### [WRITTEN PROBLEM]
Update every record by replacing "x-tick-label" with "x-axis-tick" and keeping everything else unchanged. Omit the pictures from your answer.

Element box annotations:
--- begin ---
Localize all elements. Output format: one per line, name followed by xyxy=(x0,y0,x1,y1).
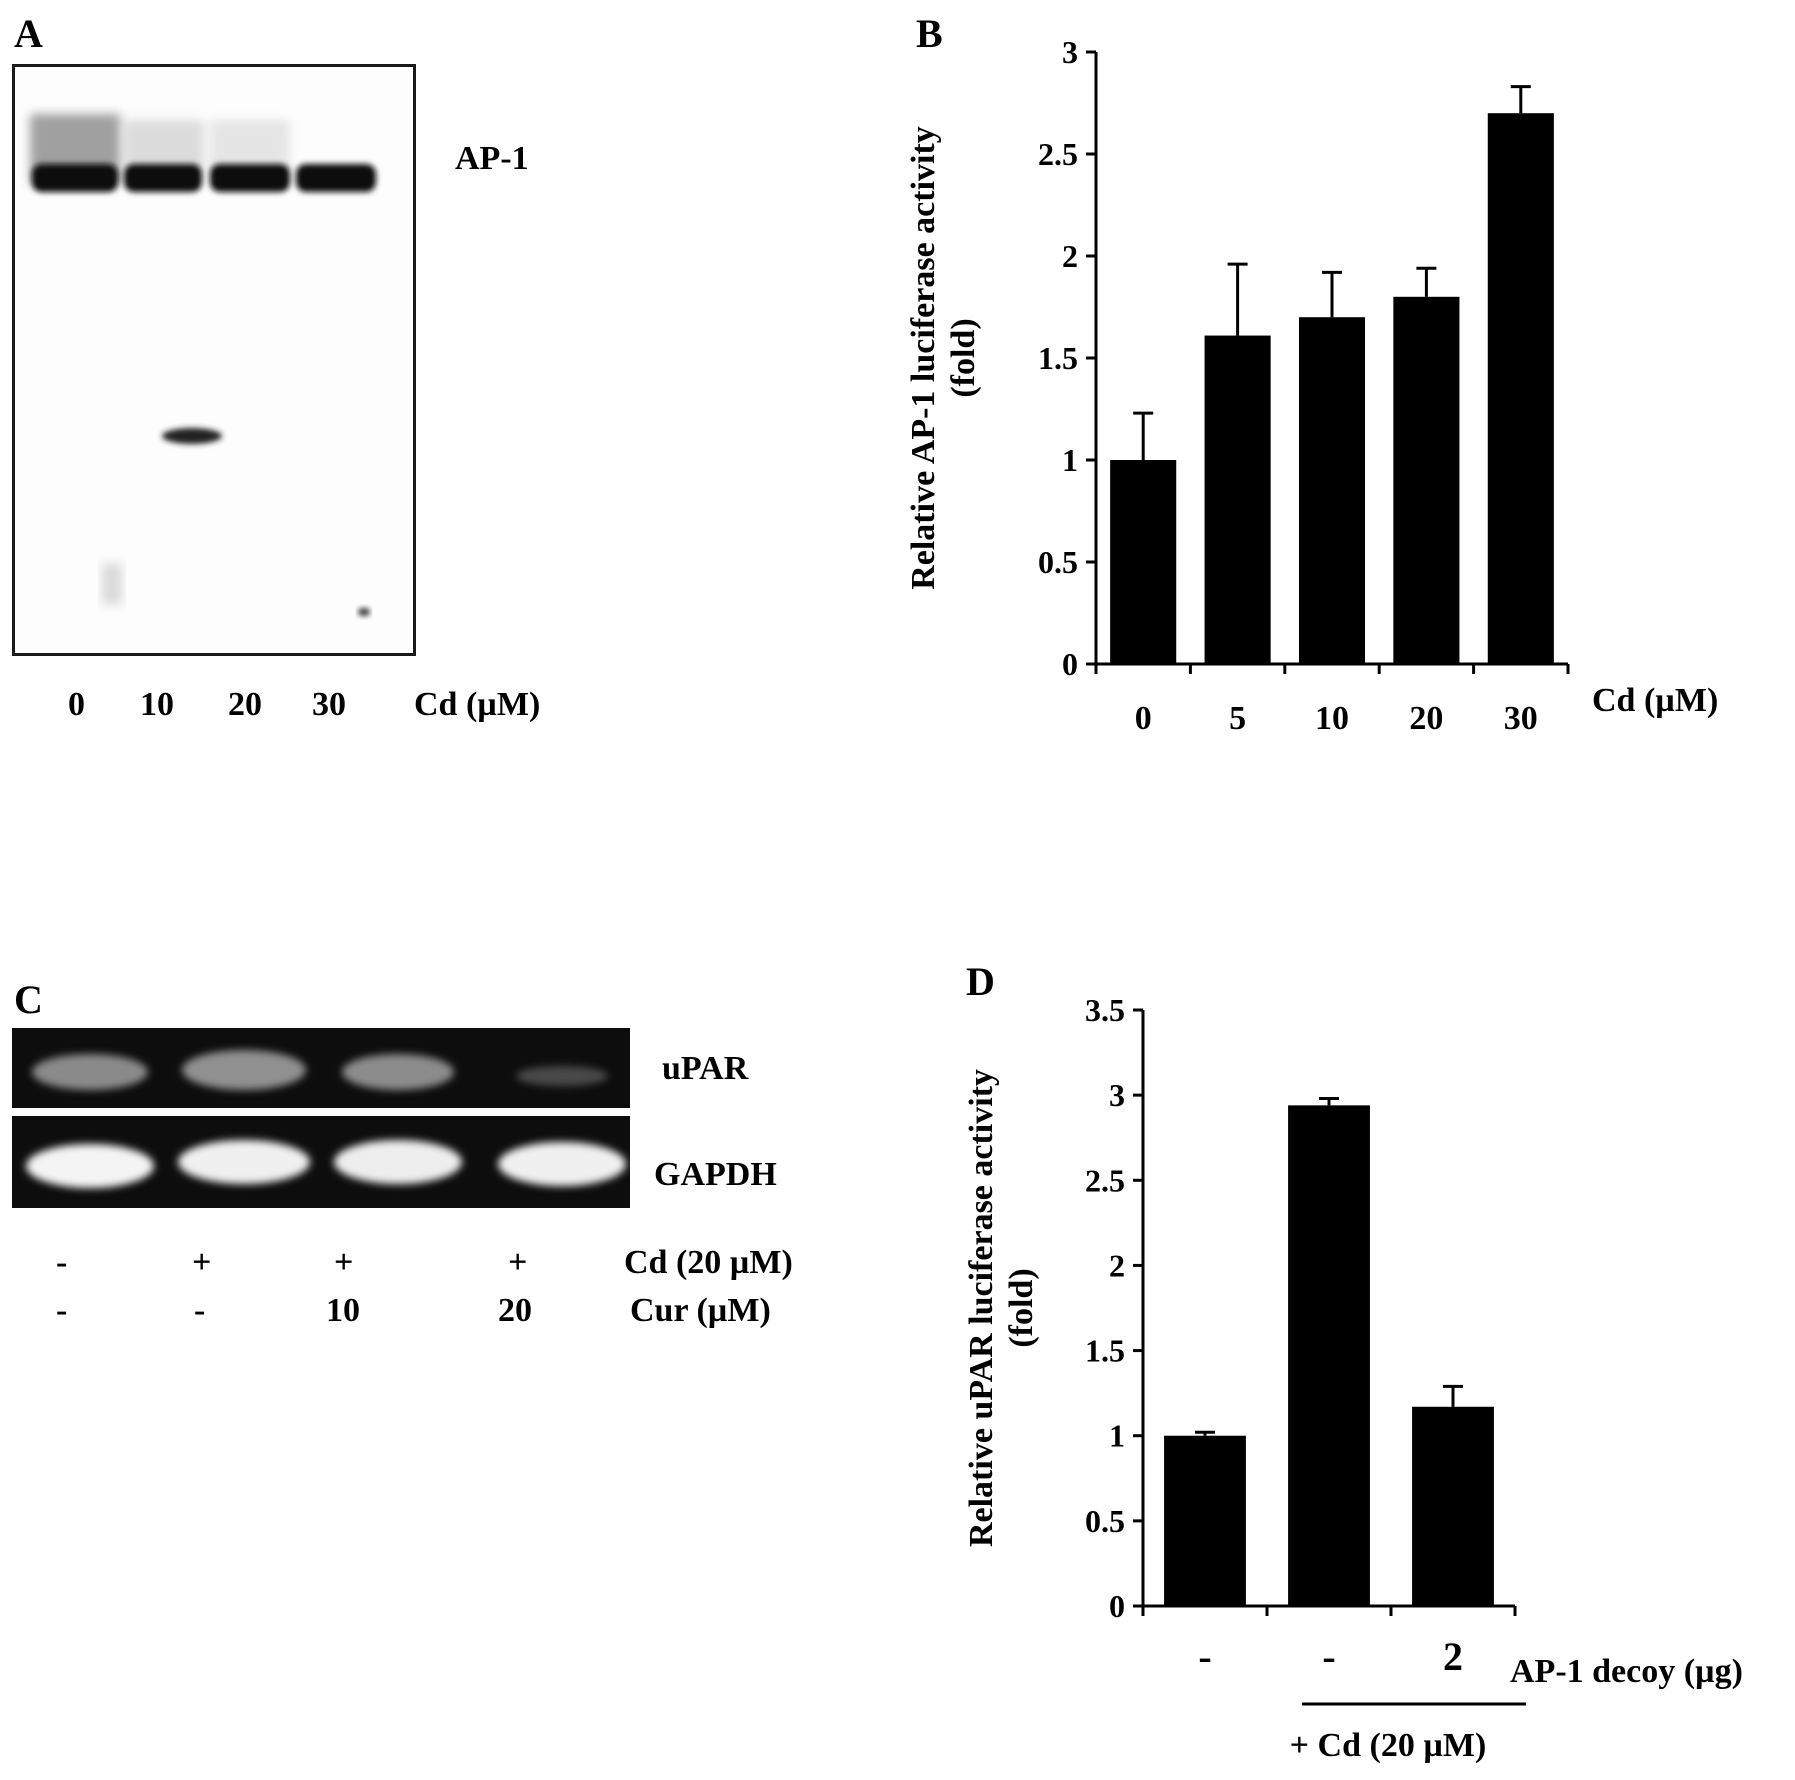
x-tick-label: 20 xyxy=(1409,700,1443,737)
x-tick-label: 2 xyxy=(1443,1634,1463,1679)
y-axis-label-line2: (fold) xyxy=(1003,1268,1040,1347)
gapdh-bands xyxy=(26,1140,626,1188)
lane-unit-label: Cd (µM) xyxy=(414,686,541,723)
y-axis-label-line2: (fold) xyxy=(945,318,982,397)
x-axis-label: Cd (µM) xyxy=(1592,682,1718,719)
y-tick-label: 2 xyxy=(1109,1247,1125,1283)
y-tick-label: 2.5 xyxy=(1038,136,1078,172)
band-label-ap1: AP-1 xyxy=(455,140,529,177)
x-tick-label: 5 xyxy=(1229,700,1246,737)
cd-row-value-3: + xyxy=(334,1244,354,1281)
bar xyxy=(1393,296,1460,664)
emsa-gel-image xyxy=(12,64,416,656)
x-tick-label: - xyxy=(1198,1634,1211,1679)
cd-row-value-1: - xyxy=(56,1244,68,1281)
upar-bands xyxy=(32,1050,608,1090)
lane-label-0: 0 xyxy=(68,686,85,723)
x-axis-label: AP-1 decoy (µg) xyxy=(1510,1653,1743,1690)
--- end ---
### [FINISHED TASK]
Localize all elements. Output format: one per line, name followed by xyxy=(x0,y0,x1,y1).
x-axis-tick: 20 xyxy=(1409,700,1443,737)
x-axis-tick: 2 xyxy=(1443,1634,1463,1679)
y-axis-label-line2: (fold) xyxy=(1003,1268,1040,1347)
gapdh-bands xyxy=(26,1140,626,1188)
lane-unit-label: Cd (µM) xyxy=(414,686,541,723)
y-axis-label-line2: (fold) xyxy=(945,318,982,397)
x-axis-label: Cd (µM) xyxy=(1592,682,1718,719)
y-tick-label: 2 xyxy=(1109,1247,1125,1283)
y-tick-label: 2.5 xyxy=(1038,136,1078,172)
band-label-ap1: AP-1 xyxy=(455,140,529,177)
x-axis-tick: 5 xyxy=(1229,700,1246,737)
cd-row-value-3: + xyxy=(334,1244,354,1281)
bar xyxy=(1393,296,1460,664)
emsa-gel-image xyxy=(12,64,416,656)
x-axis-tick: - xyxy=(1198,1634,1211,1679)
cd-row-value-1: - xyxy=(56,1244,68,1281)
upar-bands xyxy=(32,1050,608,1090)
lane-label-0: 0 xyxy=(68,686,85,723)
x-axis-label: AP-1 decoy (µg) xyxy=(1510,1653,1743,1690)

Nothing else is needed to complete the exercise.